• REQUIRED WORK:
Find and copy every line in the records that includes the string "this".

• DATASET ENTRIES:
— begin —

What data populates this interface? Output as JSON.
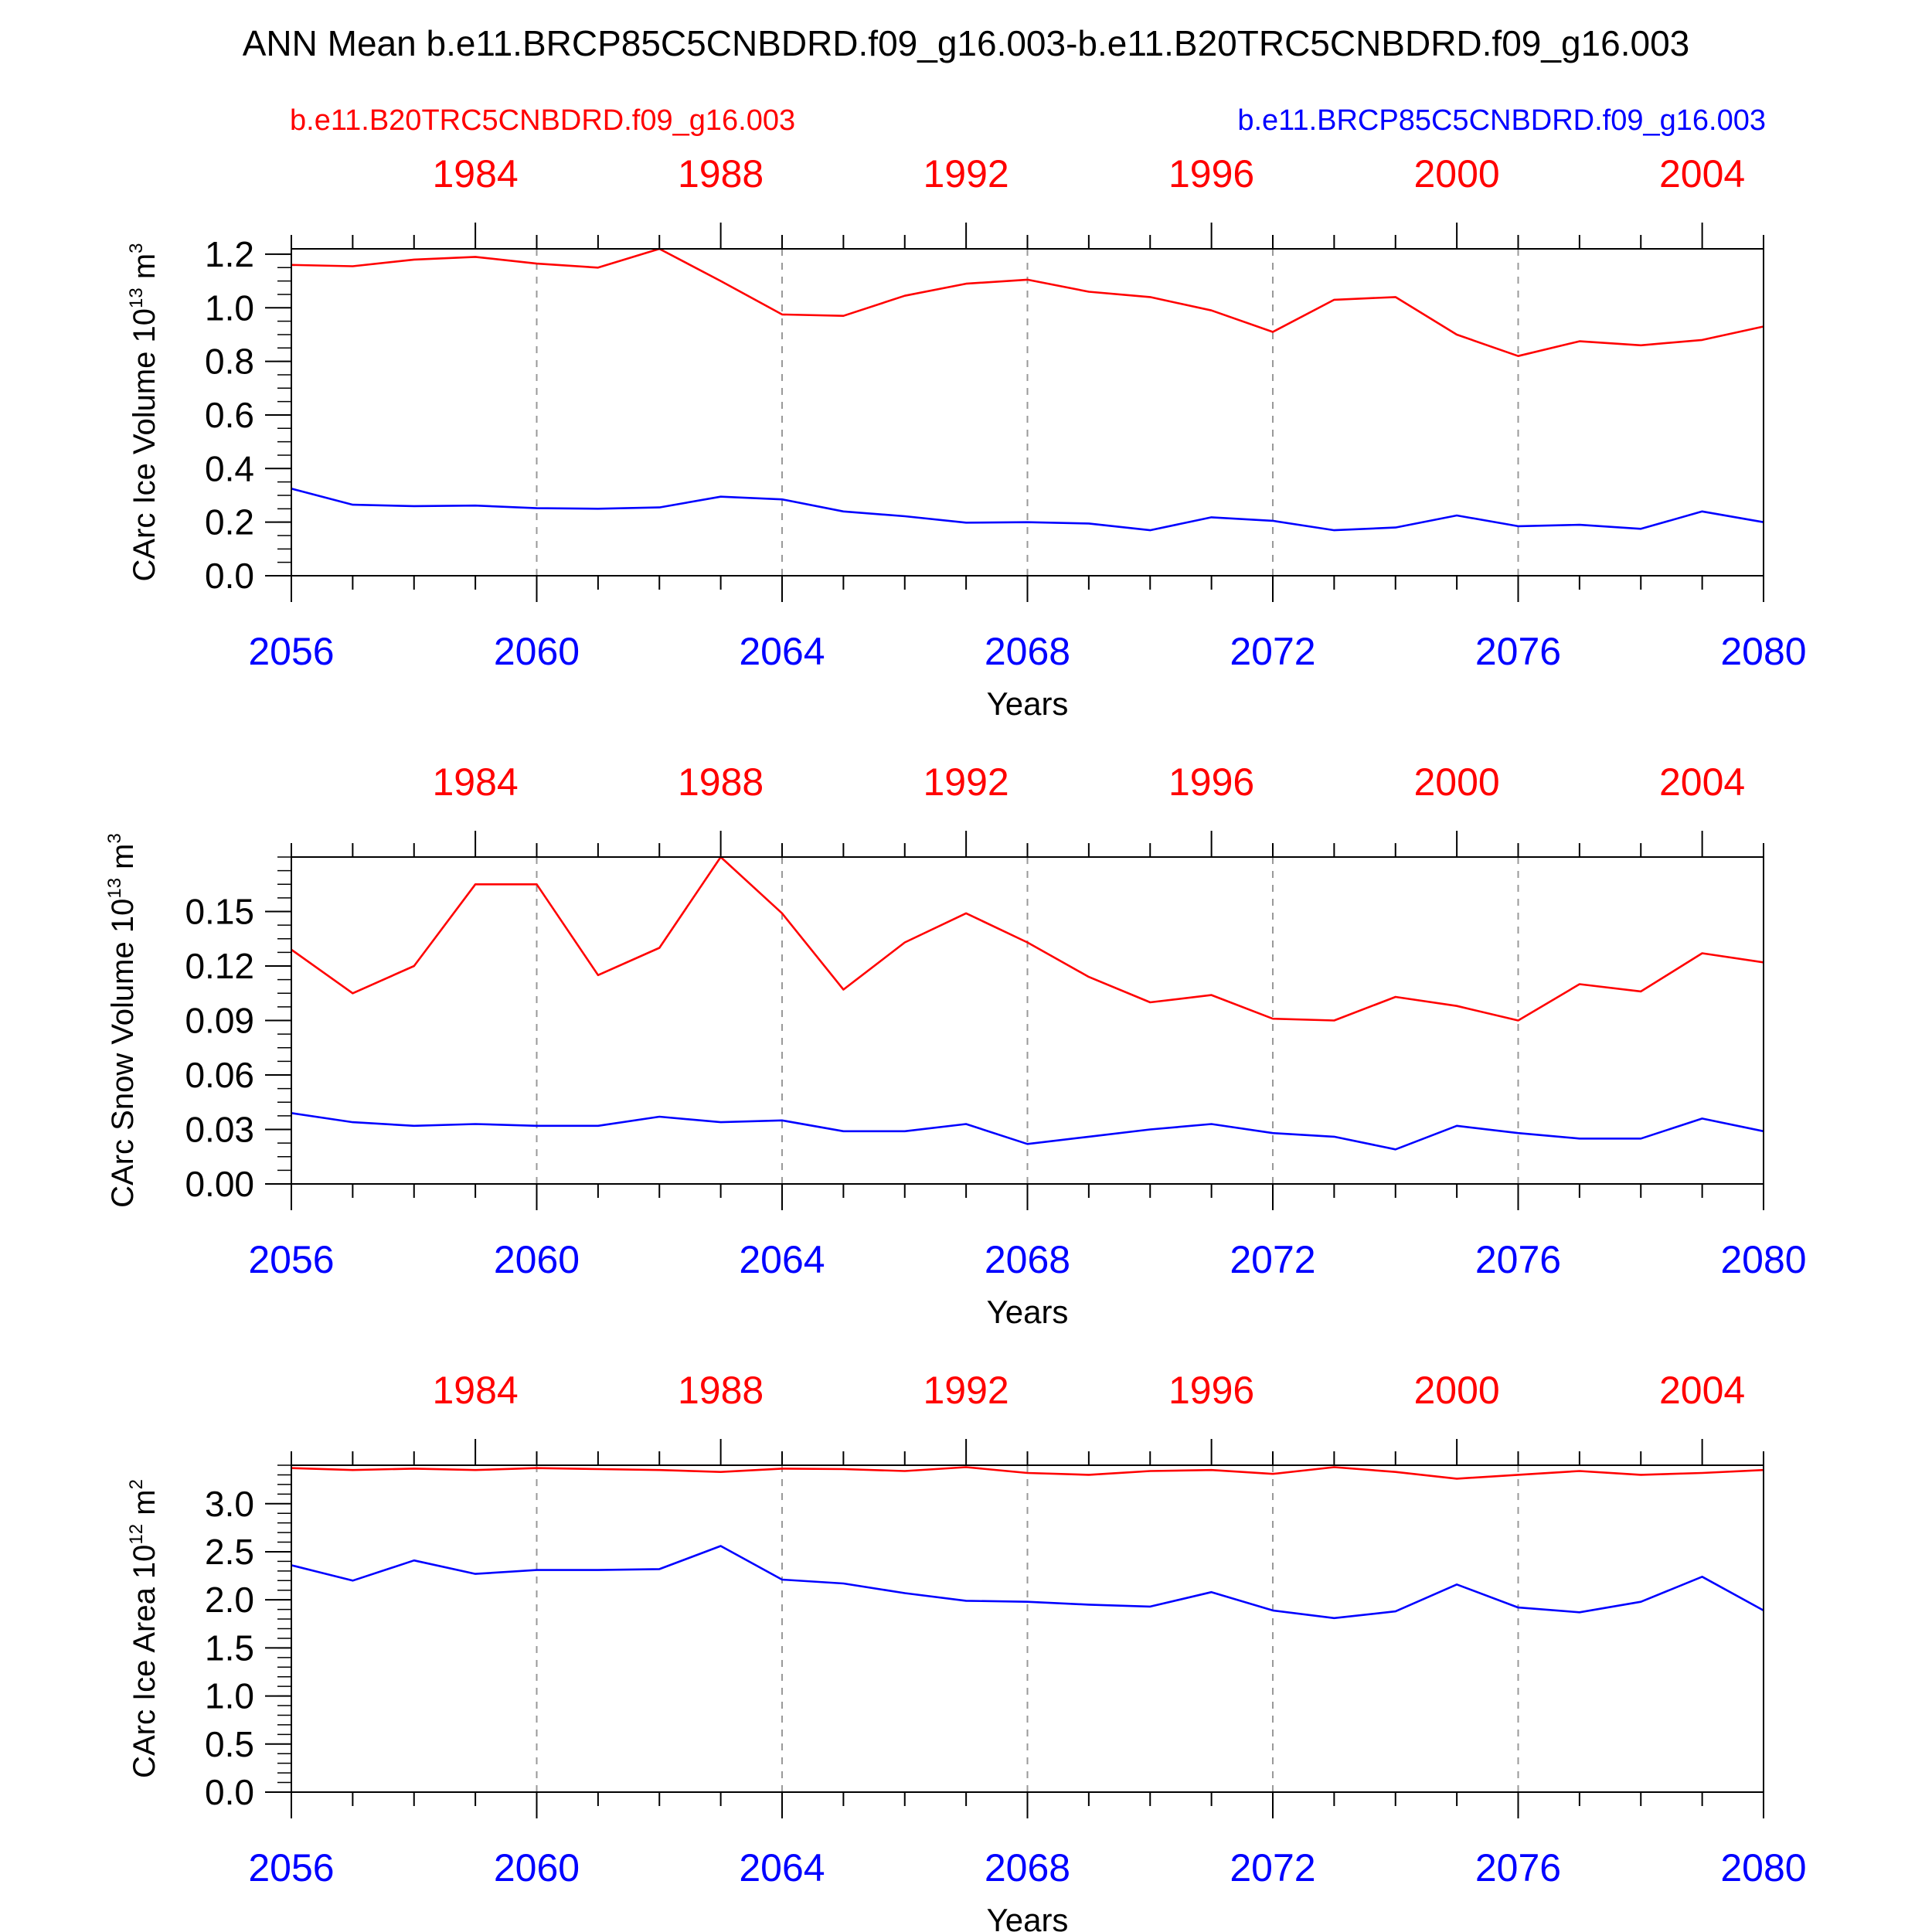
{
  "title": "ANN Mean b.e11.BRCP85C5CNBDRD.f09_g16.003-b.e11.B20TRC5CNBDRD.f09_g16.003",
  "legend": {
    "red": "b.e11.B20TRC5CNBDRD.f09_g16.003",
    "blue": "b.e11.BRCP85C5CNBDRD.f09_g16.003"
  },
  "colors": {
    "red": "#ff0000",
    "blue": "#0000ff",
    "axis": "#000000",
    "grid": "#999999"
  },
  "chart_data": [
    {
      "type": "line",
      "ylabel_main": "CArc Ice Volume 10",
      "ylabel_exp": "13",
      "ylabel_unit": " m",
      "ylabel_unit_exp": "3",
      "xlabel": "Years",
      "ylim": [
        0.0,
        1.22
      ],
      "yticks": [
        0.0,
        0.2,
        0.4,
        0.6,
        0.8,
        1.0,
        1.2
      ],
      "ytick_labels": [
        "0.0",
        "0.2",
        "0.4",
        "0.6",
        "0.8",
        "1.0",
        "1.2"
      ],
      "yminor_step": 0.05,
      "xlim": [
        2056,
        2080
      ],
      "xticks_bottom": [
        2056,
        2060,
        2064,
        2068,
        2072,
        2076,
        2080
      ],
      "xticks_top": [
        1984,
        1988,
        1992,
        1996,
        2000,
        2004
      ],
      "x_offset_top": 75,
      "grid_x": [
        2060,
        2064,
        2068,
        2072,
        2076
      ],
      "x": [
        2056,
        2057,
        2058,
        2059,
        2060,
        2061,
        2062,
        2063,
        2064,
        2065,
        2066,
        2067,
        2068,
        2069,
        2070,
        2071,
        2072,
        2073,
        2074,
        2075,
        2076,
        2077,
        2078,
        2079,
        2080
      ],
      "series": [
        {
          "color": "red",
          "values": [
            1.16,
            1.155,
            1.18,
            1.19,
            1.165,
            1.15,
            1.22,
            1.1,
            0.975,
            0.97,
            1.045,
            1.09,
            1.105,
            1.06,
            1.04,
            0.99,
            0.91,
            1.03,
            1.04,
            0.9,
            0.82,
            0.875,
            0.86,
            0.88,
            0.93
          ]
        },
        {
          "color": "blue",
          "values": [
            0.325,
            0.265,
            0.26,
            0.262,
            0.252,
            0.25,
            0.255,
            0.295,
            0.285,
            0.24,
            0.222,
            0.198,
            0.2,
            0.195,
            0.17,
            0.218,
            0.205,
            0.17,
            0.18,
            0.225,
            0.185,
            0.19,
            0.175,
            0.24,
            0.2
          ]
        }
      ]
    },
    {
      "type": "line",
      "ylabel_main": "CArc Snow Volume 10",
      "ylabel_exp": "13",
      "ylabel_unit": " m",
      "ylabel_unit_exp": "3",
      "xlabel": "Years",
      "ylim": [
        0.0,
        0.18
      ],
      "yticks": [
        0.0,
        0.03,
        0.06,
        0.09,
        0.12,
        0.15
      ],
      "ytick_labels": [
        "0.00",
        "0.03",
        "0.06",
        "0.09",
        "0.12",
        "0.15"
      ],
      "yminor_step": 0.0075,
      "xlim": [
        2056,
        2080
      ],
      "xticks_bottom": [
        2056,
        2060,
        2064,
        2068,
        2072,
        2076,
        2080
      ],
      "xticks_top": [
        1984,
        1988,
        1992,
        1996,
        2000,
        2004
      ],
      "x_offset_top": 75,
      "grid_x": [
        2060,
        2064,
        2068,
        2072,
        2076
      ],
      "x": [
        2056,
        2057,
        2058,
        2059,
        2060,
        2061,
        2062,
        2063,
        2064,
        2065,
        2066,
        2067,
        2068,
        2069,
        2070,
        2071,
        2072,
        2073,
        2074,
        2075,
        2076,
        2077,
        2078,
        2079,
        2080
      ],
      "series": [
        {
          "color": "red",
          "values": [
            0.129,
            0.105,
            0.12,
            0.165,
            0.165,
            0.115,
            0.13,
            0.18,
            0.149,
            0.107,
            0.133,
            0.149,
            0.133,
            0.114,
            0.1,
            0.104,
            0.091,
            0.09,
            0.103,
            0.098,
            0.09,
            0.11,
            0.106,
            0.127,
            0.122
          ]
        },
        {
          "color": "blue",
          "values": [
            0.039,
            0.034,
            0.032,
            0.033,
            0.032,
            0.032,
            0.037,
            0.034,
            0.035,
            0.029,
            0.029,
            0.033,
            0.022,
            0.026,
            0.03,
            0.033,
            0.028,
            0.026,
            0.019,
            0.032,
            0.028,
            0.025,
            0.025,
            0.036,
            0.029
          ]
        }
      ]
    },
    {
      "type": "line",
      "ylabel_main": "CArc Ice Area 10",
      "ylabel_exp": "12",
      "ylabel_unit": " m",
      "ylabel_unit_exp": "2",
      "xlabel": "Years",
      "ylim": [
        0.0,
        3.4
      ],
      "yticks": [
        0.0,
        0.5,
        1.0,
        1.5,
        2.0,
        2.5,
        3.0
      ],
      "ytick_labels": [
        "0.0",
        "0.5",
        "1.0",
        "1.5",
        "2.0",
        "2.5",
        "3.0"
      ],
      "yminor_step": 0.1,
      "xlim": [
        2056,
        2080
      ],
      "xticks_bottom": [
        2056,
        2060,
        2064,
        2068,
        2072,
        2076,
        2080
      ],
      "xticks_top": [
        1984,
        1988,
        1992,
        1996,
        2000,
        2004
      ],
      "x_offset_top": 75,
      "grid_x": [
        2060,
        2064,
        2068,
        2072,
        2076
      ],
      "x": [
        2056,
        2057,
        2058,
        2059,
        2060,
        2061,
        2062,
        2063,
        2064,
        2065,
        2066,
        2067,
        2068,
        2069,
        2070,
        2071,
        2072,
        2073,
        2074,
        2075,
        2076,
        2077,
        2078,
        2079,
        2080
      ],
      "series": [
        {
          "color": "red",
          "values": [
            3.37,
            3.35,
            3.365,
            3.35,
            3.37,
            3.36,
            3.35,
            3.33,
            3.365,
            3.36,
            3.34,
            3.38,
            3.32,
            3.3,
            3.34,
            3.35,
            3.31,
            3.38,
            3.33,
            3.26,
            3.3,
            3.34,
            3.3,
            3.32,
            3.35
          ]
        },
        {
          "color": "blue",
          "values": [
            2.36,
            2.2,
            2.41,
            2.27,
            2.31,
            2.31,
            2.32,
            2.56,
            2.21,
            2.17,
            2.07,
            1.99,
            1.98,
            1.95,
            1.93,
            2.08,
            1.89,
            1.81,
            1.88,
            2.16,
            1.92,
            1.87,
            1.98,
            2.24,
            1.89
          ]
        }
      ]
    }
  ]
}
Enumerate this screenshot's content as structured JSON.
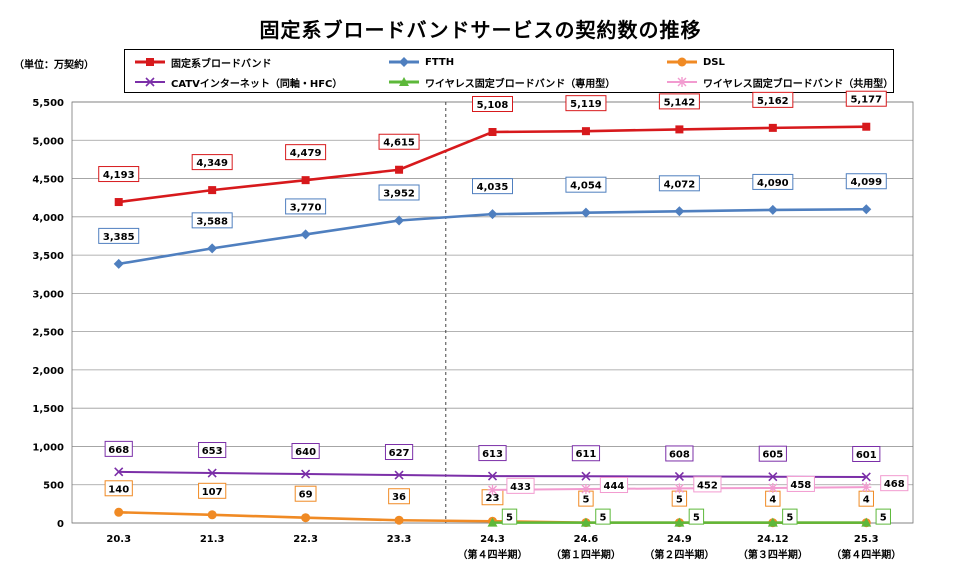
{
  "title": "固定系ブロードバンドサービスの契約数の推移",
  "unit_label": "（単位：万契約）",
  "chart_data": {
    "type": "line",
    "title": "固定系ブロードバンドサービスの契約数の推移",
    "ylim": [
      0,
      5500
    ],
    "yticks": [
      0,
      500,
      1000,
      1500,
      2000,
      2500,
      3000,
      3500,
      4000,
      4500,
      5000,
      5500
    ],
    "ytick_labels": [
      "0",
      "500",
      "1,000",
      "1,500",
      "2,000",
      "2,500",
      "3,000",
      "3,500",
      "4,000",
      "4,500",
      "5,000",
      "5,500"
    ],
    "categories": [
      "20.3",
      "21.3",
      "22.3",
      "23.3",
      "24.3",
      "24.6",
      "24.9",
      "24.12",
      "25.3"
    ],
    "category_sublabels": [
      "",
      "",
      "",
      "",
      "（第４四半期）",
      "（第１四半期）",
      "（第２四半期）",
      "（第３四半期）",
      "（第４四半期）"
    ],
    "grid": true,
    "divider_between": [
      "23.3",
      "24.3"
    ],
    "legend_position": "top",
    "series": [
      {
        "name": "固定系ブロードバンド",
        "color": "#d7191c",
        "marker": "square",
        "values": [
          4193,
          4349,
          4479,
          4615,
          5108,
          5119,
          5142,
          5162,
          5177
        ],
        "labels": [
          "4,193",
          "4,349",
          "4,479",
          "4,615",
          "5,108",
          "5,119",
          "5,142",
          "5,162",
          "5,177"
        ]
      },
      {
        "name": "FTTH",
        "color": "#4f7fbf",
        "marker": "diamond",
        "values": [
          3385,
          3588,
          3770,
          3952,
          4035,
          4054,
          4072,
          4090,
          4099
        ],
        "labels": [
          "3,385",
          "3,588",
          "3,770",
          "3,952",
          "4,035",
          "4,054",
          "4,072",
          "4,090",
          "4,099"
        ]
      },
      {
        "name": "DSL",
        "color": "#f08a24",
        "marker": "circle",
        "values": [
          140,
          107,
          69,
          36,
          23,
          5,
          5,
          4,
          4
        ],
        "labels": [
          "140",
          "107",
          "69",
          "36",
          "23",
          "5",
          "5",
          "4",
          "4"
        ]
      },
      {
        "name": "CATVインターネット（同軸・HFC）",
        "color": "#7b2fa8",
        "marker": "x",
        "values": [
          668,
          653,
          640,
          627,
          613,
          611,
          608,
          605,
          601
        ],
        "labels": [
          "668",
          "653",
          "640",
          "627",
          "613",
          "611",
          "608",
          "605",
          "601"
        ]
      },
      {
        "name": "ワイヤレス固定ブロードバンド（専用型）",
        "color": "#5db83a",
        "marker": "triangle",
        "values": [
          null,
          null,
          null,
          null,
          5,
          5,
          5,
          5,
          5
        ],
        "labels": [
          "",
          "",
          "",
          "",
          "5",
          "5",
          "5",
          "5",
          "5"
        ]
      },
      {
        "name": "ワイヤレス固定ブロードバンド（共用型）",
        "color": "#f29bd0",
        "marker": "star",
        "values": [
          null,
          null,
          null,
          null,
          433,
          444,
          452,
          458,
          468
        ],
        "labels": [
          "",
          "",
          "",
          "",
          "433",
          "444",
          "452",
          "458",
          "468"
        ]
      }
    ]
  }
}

— end —

• ANSWER:
What data populates this interface? Output as JSON.
Enumerate this screenshot's content as structured JSON.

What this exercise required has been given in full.